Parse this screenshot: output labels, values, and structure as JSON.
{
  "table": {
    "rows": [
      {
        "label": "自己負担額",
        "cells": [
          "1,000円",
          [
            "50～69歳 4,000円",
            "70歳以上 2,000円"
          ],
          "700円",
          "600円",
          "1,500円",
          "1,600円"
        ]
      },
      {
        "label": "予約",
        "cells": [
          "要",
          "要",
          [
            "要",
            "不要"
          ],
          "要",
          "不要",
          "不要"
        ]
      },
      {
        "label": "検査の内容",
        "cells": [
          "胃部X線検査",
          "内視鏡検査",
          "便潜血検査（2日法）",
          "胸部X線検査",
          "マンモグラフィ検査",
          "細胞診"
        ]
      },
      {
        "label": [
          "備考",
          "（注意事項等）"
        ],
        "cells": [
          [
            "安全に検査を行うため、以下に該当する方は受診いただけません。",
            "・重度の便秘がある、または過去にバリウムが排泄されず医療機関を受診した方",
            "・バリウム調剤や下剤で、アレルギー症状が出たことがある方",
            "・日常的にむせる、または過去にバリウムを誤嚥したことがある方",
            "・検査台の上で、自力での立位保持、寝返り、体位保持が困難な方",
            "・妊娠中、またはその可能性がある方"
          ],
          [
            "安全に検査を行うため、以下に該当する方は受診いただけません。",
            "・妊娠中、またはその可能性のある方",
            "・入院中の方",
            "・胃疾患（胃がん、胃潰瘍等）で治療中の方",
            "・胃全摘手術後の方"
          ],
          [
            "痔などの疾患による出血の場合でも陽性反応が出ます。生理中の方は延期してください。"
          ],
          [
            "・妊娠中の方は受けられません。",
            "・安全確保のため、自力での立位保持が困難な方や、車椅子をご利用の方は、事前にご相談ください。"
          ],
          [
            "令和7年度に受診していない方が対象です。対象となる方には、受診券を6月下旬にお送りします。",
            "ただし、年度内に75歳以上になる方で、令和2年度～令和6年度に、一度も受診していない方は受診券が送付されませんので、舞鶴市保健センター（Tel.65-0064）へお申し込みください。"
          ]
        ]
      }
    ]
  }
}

--

- **GIVEN PROBLEM**:
Your task is to repeat the data exactly, with nothing left out.

- **RESPONSE**:
Parse this screenshot: output labels, values, and structure as JSON.
{
  "table": {
    "rows": [
      {
        "label": "自己負担額",
        "cells": [
          "1,000円",
          [
            "50～69歳 4,000円",
            "70歳以上 2,000円"
          ],
          "700円",
          "600円",
          "1,500円",
          "1,600円"
        ]
      },
      {
        "label": "予約",
        "cells": [
          "要",
          "要",
          [
            "要",
            "不要"
          ],
          "要",
          "不要",
          "不要"
        ]
      },
      {
        "label": "検査の内容",
        "cells": [
          "胃部X線検査",
          "内視鏡検査",
          "便潜血検査（2日法）",
          "胸部X線検査",
          "マンモグラフィ検査",
          "細胞診"
        ]
      },
      {
        "label": [
          "備考",
          "（注意事項等）"
        ],
        "cells": [
          [
            "安全に検査を行うため、以下に該当する方は受診いただけません。",
            "・重度の便秘がある、または過去にバリウムが排泄されず医療機関を受診した方",
            "・バリウム調剤や下剤で、アレルギー症状が出たことがある方",
            "・日常的にむせる、または過去にバリウムを誤嚥したことがある方",
            "・検査台の上で、自力での立位保持、寝返り、体位保持が困難な方",
            "・妊娠中、またはその可能性がある方"
          ],
          [
            "安全に検査を行うため、以下に該当する方は受診いただけません。",
            "・妊娠中、またはその可能性のある方",
            "・入院中の方",
            "・胃疾患（胃がん、胃潰瘍等）で治療中の方",
            "・胃全摘手術後の方"
          ],
          [
            "痔などの疾患による出血の場合でも陽性反応が出ます。生理中の方は延期してください。"
          ],
          [
            "・妊娠中の方は受けられません。",
            "・安全確保のため、自力での立位保持が困難な方や、車椅子をご利用の方は、事前にご相談ください。"
          ],
          [
            "令和7年度に受診していない方が対象です。対象となる方には、受診券を6月下旬にお送りします。",
            "ただし、年度内に75歳以上になる方で、令和2年度～令和6年度に、一度も受診していない方は受診券が送付されませんので、舞鶴市保健センター（Tel.65-0064）へお申し込みください。"
          ]
        ]
      }
    ]
  }
}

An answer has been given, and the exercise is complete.